* Task description
Provide the count of lines that hold "verig" and no other output.

* Listed records
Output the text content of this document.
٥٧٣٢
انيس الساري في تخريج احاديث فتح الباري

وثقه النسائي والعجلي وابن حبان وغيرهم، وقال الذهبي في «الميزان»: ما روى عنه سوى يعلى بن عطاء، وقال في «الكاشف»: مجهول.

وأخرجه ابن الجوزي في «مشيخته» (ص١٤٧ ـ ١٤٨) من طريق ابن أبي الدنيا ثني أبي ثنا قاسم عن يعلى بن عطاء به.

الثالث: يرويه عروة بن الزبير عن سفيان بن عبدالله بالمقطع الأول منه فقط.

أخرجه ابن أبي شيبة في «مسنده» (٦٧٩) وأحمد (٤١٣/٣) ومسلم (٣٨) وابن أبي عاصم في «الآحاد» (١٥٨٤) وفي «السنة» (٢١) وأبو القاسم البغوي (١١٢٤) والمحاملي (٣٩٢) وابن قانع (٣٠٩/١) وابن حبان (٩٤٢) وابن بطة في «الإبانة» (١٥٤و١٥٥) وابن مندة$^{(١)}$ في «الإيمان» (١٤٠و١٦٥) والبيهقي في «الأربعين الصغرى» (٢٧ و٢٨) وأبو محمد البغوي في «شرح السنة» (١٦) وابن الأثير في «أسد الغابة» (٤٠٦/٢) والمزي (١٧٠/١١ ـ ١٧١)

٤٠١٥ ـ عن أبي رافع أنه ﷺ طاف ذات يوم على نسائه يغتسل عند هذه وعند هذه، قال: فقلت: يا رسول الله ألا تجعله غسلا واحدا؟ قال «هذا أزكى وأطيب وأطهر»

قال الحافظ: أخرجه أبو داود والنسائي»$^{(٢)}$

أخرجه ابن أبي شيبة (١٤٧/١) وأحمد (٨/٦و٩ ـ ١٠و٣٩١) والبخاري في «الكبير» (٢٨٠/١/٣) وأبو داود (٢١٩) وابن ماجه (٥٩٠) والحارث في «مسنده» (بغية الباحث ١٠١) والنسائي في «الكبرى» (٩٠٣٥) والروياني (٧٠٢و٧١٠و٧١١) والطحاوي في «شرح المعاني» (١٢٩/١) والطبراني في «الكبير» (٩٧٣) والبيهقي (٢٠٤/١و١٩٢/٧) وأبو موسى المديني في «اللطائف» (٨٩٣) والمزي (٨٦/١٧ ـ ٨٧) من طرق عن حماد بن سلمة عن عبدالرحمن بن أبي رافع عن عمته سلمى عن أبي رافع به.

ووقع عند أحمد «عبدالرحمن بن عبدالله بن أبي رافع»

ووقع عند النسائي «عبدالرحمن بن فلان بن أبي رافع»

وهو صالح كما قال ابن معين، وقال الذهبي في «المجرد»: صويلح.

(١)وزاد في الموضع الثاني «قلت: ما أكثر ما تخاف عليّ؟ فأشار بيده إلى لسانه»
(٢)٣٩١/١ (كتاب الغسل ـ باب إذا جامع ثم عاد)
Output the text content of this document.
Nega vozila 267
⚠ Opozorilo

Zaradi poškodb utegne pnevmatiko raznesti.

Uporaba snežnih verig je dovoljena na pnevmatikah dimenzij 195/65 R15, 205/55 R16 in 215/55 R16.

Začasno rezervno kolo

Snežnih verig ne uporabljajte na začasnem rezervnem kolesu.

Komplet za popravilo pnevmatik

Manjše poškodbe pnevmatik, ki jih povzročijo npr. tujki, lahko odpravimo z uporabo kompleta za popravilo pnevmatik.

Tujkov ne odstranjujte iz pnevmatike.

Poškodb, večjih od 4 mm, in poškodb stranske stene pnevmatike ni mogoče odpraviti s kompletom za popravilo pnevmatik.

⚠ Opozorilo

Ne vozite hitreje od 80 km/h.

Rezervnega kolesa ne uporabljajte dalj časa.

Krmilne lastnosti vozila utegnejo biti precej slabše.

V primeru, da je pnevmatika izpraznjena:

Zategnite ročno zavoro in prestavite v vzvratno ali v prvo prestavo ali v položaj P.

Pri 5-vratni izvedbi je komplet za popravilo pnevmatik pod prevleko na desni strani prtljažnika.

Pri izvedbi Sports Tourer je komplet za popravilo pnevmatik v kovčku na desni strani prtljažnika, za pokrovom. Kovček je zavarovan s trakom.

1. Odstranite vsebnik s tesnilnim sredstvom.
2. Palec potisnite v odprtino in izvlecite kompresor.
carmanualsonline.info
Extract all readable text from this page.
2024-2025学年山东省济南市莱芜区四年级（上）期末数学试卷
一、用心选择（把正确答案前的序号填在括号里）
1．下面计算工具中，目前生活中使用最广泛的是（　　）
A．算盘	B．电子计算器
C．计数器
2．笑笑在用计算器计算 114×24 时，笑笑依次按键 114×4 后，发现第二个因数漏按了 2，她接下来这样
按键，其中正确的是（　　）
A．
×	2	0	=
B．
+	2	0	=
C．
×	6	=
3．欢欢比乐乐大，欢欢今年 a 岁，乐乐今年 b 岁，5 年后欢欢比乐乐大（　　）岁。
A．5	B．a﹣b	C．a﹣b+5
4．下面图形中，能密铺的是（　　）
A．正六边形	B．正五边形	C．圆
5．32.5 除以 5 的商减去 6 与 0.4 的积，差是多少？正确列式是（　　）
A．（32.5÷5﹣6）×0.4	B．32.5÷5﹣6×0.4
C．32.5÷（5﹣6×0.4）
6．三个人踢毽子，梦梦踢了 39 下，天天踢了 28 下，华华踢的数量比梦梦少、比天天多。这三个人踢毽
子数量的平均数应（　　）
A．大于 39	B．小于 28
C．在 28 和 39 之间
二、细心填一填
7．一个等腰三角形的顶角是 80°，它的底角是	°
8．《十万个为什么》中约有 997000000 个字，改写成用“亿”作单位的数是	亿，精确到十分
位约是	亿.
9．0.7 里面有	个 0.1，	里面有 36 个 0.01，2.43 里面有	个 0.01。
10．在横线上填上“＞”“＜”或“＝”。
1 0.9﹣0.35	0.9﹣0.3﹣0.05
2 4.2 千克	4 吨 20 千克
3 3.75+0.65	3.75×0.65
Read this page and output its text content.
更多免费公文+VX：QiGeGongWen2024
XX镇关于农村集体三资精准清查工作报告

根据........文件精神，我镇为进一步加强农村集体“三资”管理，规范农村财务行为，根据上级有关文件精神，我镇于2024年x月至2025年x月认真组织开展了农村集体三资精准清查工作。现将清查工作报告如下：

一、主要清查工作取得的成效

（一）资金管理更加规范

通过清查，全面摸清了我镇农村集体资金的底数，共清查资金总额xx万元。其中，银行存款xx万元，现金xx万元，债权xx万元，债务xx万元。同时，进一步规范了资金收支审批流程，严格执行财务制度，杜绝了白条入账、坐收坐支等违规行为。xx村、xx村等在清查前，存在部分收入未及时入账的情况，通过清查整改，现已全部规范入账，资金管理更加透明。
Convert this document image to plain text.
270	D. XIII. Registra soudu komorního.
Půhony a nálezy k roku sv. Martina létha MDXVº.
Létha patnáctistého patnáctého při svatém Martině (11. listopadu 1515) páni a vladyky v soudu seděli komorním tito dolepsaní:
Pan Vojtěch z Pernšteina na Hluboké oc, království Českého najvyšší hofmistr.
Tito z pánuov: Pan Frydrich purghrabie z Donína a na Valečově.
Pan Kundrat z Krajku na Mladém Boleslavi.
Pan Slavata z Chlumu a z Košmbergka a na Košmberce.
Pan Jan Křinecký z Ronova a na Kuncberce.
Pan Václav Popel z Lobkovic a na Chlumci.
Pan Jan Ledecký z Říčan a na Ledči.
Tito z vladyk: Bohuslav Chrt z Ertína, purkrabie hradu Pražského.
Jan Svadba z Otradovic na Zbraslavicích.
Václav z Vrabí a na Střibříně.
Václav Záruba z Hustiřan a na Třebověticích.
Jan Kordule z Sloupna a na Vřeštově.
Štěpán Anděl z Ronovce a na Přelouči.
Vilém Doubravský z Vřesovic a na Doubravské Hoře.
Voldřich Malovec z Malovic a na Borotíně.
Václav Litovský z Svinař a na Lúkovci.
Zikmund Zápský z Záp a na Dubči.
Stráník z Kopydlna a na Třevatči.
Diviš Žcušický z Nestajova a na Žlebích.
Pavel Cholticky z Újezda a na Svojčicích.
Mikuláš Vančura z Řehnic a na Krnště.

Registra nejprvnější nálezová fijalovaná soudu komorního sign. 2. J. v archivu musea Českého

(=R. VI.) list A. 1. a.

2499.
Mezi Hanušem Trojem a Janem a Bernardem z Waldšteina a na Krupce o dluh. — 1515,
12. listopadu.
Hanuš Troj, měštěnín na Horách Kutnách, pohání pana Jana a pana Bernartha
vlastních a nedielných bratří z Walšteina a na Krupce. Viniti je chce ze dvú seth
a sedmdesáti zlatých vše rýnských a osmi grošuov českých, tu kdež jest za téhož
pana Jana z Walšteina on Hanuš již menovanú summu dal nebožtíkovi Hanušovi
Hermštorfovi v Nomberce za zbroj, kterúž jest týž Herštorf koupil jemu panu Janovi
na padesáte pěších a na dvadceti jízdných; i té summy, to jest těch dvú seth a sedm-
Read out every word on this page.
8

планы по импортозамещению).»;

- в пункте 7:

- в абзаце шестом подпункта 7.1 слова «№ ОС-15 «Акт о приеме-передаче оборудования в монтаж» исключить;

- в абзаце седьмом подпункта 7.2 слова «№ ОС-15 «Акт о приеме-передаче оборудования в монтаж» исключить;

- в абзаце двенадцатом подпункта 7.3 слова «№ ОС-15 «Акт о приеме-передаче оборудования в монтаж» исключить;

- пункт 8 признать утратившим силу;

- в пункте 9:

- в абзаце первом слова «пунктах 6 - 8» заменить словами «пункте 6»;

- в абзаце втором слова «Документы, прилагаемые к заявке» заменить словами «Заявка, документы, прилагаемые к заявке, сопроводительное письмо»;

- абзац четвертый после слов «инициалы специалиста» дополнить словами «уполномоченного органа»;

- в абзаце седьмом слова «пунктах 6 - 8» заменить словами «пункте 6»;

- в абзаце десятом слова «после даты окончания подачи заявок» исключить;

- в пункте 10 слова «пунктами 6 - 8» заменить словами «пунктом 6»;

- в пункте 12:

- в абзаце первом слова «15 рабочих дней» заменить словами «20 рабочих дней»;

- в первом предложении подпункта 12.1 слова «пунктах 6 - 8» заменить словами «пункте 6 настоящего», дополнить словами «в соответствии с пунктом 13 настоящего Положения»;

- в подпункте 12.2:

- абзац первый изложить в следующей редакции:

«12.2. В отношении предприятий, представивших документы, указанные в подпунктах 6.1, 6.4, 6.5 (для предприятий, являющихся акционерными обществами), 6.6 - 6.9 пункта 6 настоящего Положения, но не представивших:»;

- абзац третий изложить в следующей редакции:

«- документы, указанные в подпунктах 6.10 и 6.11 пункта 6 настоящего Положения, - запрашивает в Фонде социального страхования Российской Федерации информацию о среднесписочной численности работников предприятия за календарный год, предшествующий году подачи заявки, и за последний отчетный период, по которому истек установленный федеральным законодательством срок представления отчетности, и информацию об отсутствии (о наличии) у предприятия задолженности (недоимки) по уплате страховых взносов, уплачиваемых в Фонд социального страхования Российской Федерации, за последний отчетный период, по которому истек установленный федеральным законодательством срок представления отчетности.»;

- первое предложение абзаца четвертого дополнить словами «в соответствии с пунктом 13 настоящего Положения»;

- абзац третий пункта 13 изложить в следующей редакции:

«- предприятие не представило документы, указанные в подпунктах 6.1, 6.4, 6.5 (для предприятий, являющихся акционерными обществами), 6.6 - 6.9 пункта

* Full answer
2